● DESCRIPTION OF THE TASK: Copy the material that follows word for word and omit its pictures.

Start INFORMATION SUPPLIED

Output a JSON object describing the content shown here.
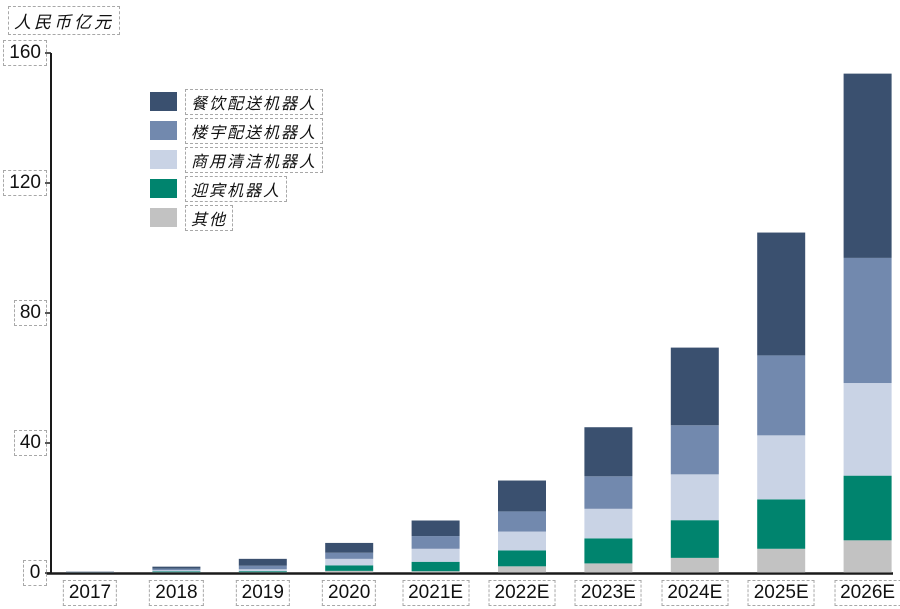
{
  "chart_data": {
    "type": "bar",
    "stacked": true,
    "title": "人民币亿元",
    "xlabel": "",
    "ylabel": "人民币亿元",
    "categories": [
      "2017",
      "2018",
      "2019",
      "2020",
      "2021E",
      "2022E",
      "2023E",
      "2024E",
      "2025E",
      "2026E"
    ],
    "series": [
      {
        "name": "餐饮配送机器人",
        "color": "#3a506f",
        "values": [
          0.1,
          0.6,
          2.1,
          3.0,
          4.8,
          9.5,
          15.1,
          23.9,
          37.8,
          56.7
        ]
      },
      {
        "name": "楼宇配送机器人",
        "color": "#7289ae",
        "values": [
          0.05,
          0.5,
          1.1,
          1.9,
          3.9,
          6.2,
          10.0,
          15.1,
          24.6,
          38.5
        ]
      },
      {
        "name": "商用清洁机器人",
        "color": "#c9d3e5",
        "values": [
          0.05,
          0.35,
          0.6,
          2.0,
          4.0,
          5.8,
          9.1,
          14.1,
          19.7,
          28.5
        ]
      },
      {
        "name": "迎宾机器人",
        "color": "#00846e",
        "values": [
          0.03,
          0.25,
          0.3,
          1.7,
          2.9,
          4.9,
          7.7,
          11.6,
          15.2,
          19.9
        ]
      },
      {
        "name": "其他",
        "color": "#c2c2c2",
        "values": [
          0.02,
          0.1,
          0.1,
          0.5,
          0.4,
          1.9,
          2.8,
          4.5,
          7.3,
          9.9
        ]
      }
    ],
    "totals": [
      0.25,
      1.8,
      4.2,
      9.1,
      16.0,
      28.3,
      44.7,
      69.2,
      104.6,
      153.5
    ],
    "yticks": [
      0,
      40,
      80,
      120,
      160
    ],
    "ylim": [
      0,
      160
    ],
    "grid": false,
    "legend_position": "upper-left-inside",
    "axis_color": "#1a1a1a",
    "label_box_style": "dashed"
  }
}
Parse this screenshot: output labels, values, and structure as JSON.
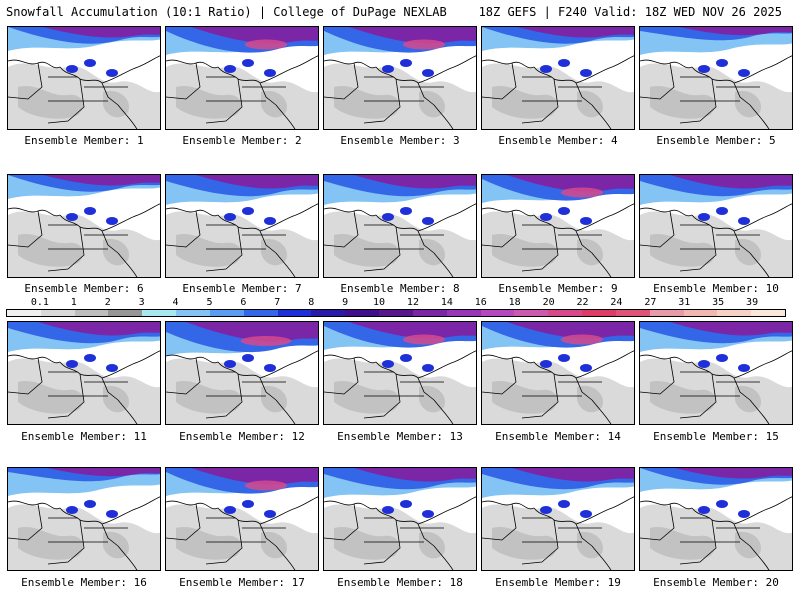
{
  "header": {
    "title": "Snowfall Accumulation (10:1 Ratio) | College of DuPage NEXLAB",
    "run_info": "18Z GEFS | F240 Valid: 18Z WED NOV 26 2025"
  },
  "colorbar": {
    "labels": [
      "0.1",
      "1",
      "2",
      "3",
      "4",
      "5",
      "6",
      "7",
      "8",
      "9",
      "10",
      "12",
      "14",
      "16",
      "18",
      "20",
      "22",
      "24",
      "27",
      "31",
      "35",
      "39"
    ],
    "colors": [
      "#f0f0f0",
      "#d9d9d9",
      "#bdbdbd",
      "#969696",
      "#a8e8f0",
      "#84c4f4",
      "#5a9cf2",
      "#3466e8",
      "#2030d8",
      "#2a1aa8",
      "#40108c",
      "#58188c",
      "#7a26a6",
      "#9a34b8",
      "#b848c0",
      "#cc58b0",
      "#d64a8c",
      "#dc3c66",
      "#e0547a",
      "#e89aa8",
      "#f0b8b0",
      "#f6d2c4",
      "#fae8dc"
    ]
  },
  "members": [
    {
      "label": "Ensemble Member: 1",
      "profile": "north"
    },
    {
      "label": "Ensemble Member: 2",
      "profile": "heavy"
    },
    {
      "label": "Ensemble Member: 3",
      "profile": "heavy"
    },
    {
      "label": "Ensemble Member: 4",
      "profile": "north"
    },
    {
      "label": "Ensemble Member: 5",
      "profile": "light"
    },
    {
      "label": "Ensemble Member: 6",
      "profile": "north"
    },
    {
      "label": "Ensemble Member: 7",
      "profile": "moderate"
    },
    {
      "label": "Ensemble Member: 8",
      "profile": "moderate"
    },
    {
      "label": "Ensemble Member: 9",
      "profile": "heavy"
    },
    {
      "label": "Ensemble Member: 10",
      "profile": "moderate"
    },
    {
      "label": "Ensemble Member: 11",
      "profile": "moderate"
    },
    {
      "label": "Ensemble Member: 12",
      "profile": "extreme"
    },
    {
      "label": "Ensemble Member: 13",
      "profile": "heavy"
    },
    {
      "label": "Ensemble Member: 14",
      "profile": "heavy"
    },
    {
      "label": "Ensemble Member: 15",
      "profile": "moderate"
    },
    {
      "label": "Ensemble Member: 16",
      "profile": "light"
    },
    {
      "label": "Ensemble Member: 17",
      "profile": "heavy"
    },
    {
      "label": "Ensemble Member: 18",
      "profile": "moderate"
    },
    {
      "label": "Ensemble Member: 19",
      "profile": "moderate"
    },
    {
      "label": "Ensemble Member: 20",
      "profile": "north"
    }
  ]
}
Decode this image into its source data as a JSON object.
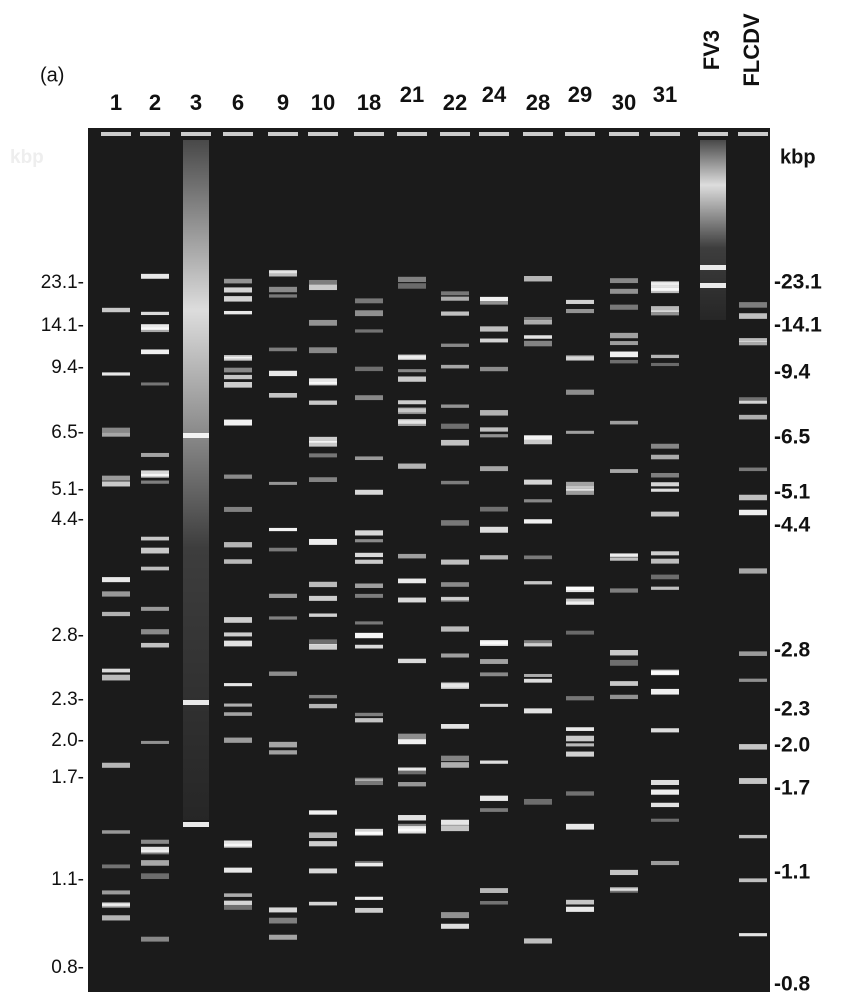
{
  "panel_label": "(a)",
  "lanes": [
    "1",
    "2",
    "3",
    "6",
    "9",
    "10",
    "18",
    "21",
    "22",
    "24",
    "28",
    "29",
    "30",
    "31",
    "FV3",
    "FLCDV"
  ],
  "left_axis": {
    "unit": "kbp",
    "markers": [
      "23.1-",
      "14.1-",
      "9.4-",
      "6.5-",
      "5.1-",
      "4.4-",
      "2.8-",
      "2.3-",
      "2.0-",
      "1.7-",
      "1.1-",
      "0.8-"
    ]
  },
  "right_axis": {
    "unit": "kbp",
    "markers": [
      "-23.1",
      "-14.1",
      "-9.4",
      "-6.5",
      "-5.1",
      "-4.4",
      "-2.8",
      "-2.3",
      "-2.0",
      "-1.7",
      "-1.1",
      "-0.8"
    ]
  }
}
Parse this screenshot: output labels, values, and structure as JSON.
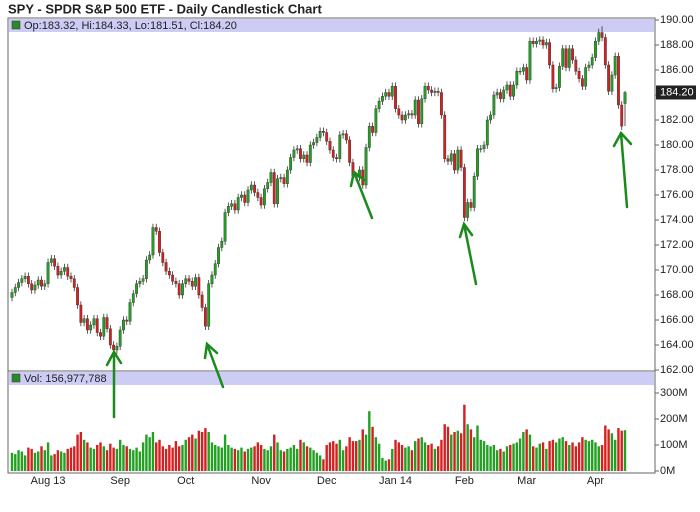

End INFORMATION SUPPLIED

● FULL SOLUTION:
Output a JSON object describing the content shown here.
{
  "chart_data": {
    "type": "bar",
    "stacked": true,
    "title": "人民币亿元",
    "xlabel": "",
    "ylabel": "人民币亿元",
    "categories": [
      "2017",
      "2018",
      "2019",
      "2020",
      "2021E",
      "2022E",
      "2023E",
      "2024E",
      "2025E",
      "2026E"
    ],
    "series": [
      {
        "name": "餐饮配送机器人",
        "color": "#3a506f",
        "values": [
          0.1,
          0.6,
          2.1,
          3.0,
          4.8,
          9.5,
          15.1,
          23.9,
          37.8,
          56.7
        ]
      },
      {
        "name": "楼宇配送机器人",
        "color": "#7289ae",
        "values": [
          0.05,
          0.5,
          1.1,
          1.9,
          3.9,
          6.2,
          10.0,
          15.1,
          24.6,
          38.5
        ]
      },
      {
        "name": "商用清洁机器人",
        "color": "#c9d3e5",
        "values": [
          0.05,
          0.35,
          0.6,
          2.0,
          4.0,
          5.8,
          9.1,
          14.1,
          19.7,
          28.5
        ]
      },
      {
        "name": "迎宾机器人",
        "color": "#00846e",
        "values": [
          0.03,
          0.25,
          0.3,
          1.7,
          2.9,
          4.9,
          7.7,
          11.6,
          15.2,
          19.9
        ]
      },
      {
        "name": "其他",
        "color": "#c2c2c2",
        "values": [
          0.02,
          0.1,
          0.1,
          0.5,
          0.4,
          1.9,
          2.8,
          4.5,
          7.3,
          9.9
        ]
      }
    ],
    "totals": [
      0.25,
      1.8,
      4.2,
      9.1,
      16.0,
      28.3,
      44.7,
      69.2,
      104.6,
      153.5
    ],
    "yticks": [
      0,
      40,
      80,
      120,
      160
    ],
    "ylim": [
      0,
      160
    ],
    "grid": false,
    "legend_position": "upper-left-inside",
    "axis_color": "#1a1a1a",
    "label_box_style": "dashed"
  }
}
Parse this screenshot: output labels, values, and structure as JSON.
{
  "header": {
    "title": "Snowfall Accumulation (10:1 Ratio) | College of DuPage NEXLAB",
    "run_info": "18Z GEFS | F240 Valid: 18Z WED NOV 26 2025"
  },
  "colorbar": {
    "labels": [
      "0.1",
      "1",
      "2",
      "3",
      "4",
      "5",
      "6",
      "7",
      "8",
      "9",
      "10",
      "12",
      "14",
      "16",
      "18",
      "20",
      "22",
      "24",
      "27",
      "31",
      "35",
      "39"
    ],
    "colors": [
      "#f0f0f0",
      "#d9d9d9",
      "#bdbdbd",
      "#969696",
      "#a8e8f0",
      "#84c4f4",
      "#5a9cf2",
      "#3466e8",
      "#2030d8",
      "#2a1aa8",
      "#40108c",
      "#58188c",
      "#7a26a6",
      "#9a34b8",
      "#b848c0",
      "#cc58b0",
      "#d64a8c",
      "#dc3c66",
      "#e0547a",
      "#e89aa8",
      "#f0b8b0",
      "#f6d2c4",
      "#fae8dc"
    ]
  },
  "members": [
    {
      "label": "Ensemble Member: 1",
      "profile": "north"
    },
    {
      "label": "Ensemble Member: 2",
      "profile": "heavy"
    },
    {
      "label": "Ensemble Member: 3",
      "profile": "heavy"
    },
    {
      "label": "Ensemble Member: 4",
      "profile": "north"
    },
    {
      "label": "Ensemble Member: 5",
      "profile": "light"
    },
    {
      "label": "Ensemble Member: 6",
      "profile": "north"
    },
    {
      "label": "Ensemble Member: 7",
      "profile": "moderate"
    },
    {
      "label": "Ensemble Member: 8",
      "profile": "moderate"
    },
    {
      "label": "Ensemble Member: 9",
      "profile": "heavy"
    },
    {
      "label": "Ensemble Member: 10",
      "profile": "moderate"
    },
    {
      "label": "Ensemble Member: 11",
      "profile": "moderate"
    },
    {
      "label": "Ensemble Member: 12",
      "profile": "extreme"
    },
    {
      "label": "Ensemble Member: 13",
      "profile": "heavy"
    },
    {
      "label": "Ensemble Member: 14",
      "profile": "heavy"
    },
    {
      "label": "Ensemble Member: 15",
      "profile": "moderate"
    },
    {
      "label": "Ensemble Member: 16",
      "profile": "light"
    },
    {
      "label": "Ensemble Member: 17",
      "profile": "heavy"
    },
    {
      "label": "Ensemble Member: 18",
      "profile": "moderate"
    },
    {
      "label": "Ensemble Member: 19",
      "profile": "moderate"
    },
    {
      "label": "Ensemble Member: 20",
      "profile": "north"
    }
  ]
}
Decode this image into its source data as a JSON object.
{
  "panel_label": "(a)",
  "lanes": [
    "1",
    "2",
    "3",
    "6",
    "9",
    "10",
    "18",
    "21",
    "22",
    "24",
    "28",
    "29",
    "30",
    "31",
    "FV3",
    "FLCDV"
  ],
  "left_axis": {
    "unit": "kbp",
    "markers": [
      "23.1-",
      "14.1-",
      "9.4-",
      "6.5-",
      "5.1-",
      "4.4-",
      "2.8-",
      "2.3-",
      "2.0-",
      "1.7-",
      "1.1-",
      "0.8-"
    ]
  },
  "right_axis": {
    "unit": "kbp",
    "markers": [
      "-23.1",
      "-14.1",
      "-9.4",
      "-6.5",
      "-5.1",
      "-4.4",
      "-2.8",
      "-2.3",
      "-2.0",
      "-1.7",
      "-1.1",
      "-0.8"
    ]
  }
}
Parse this screenshot: output labels, values, and structure as JSON.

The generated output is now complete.